- Input for this task:
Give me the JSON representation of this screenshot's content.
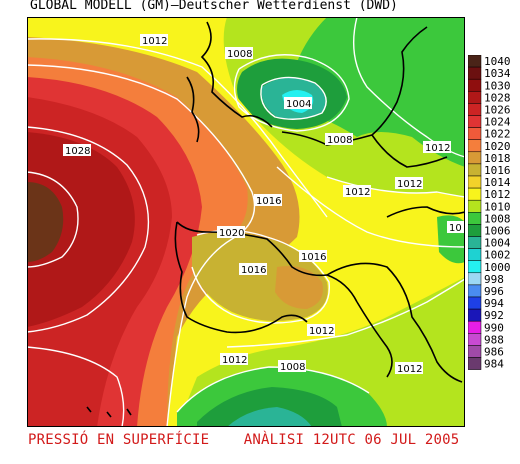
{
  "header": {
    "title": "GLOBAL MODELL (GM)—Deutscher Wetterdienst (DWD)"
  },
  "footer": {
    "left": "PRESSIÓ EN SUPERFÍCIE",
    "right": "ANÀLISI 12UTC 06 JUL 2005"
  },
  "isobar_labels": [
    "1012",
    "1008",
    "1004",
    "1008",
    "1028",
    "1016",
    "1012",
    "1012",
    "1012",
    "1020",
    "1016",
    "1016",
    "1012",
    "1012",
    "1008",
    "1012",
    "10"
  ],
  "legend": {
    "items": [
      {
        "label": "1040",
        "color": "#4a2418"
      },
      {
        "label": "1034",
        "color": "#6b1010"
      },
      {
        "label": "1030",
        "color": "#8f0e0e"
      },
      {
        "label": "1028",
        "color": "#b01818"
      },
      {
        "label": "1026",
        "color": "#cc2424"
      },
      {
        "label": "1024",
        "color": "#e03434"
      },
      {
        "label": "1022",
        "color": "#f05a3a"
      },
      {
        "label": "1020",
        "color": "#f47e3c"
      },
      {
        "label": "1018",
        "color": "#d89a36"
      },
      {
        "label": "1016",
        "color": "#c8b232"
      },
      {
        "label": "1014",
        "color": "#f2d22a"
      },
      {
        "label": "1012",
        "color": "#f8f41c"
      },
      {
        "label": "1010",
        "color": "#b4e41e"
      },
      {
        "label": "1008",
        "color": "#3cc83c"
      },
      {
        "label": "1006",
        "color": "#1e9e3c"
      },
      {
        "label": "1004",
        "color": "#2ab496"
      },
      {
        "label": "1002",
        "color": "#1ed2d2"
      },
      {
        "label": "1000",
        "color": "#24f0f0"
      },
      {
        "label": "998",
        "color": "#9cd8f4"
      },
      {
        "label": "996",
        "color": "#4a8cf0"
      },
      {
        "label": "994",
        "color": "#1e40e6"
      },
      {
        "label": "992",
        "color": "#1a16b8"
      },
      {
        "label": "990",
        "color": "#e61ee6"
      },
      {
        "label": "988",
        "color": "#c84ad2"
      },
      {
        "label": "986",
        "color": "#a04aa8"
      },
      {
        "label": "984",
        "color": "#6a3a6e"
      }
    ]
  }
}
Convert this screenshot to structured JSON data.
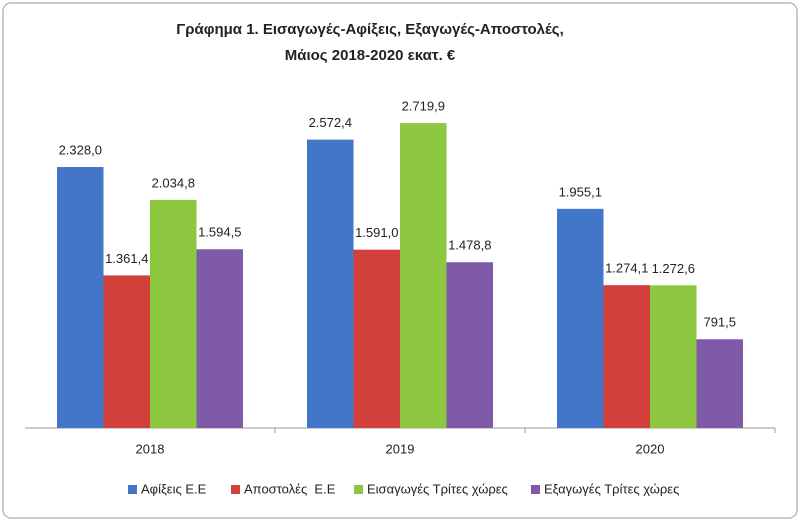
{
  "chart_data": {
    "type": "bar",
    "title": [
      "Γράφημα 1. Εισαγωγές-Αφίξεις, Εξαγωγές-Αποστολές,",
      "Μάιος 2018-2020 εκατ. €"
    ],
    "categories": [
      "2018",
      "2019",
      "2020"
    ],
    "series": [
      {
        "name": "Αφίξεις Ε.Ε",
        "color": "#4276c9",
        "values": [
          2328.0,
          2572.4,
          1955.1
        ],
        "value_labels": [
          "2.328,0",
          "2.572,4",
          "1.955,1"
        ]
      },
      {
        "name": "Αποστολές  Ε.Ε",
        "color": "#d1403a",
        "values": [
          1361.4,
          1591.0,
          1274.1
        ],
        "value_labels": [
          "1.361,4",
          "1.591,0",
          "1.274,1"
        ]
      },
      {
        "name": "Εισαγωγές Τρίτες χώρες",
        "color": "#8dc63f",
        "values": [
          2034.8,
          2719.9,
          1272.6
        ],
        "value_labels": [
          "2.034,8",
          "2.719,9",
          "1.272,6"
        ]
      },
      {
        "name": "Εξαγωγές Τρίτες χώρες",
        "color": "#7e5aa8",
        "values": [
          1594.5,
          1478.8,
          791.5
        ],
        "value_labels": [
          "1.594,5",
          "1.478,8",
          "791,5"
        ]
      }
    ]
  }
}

- What the task asks:
From the data above, copy each line that holds "Τρίτες".

- Full output:
        "name": "Εισαγωγές Τρίτες χώρες",
        "name": "Εξαγωγές Τρίτες χώρες",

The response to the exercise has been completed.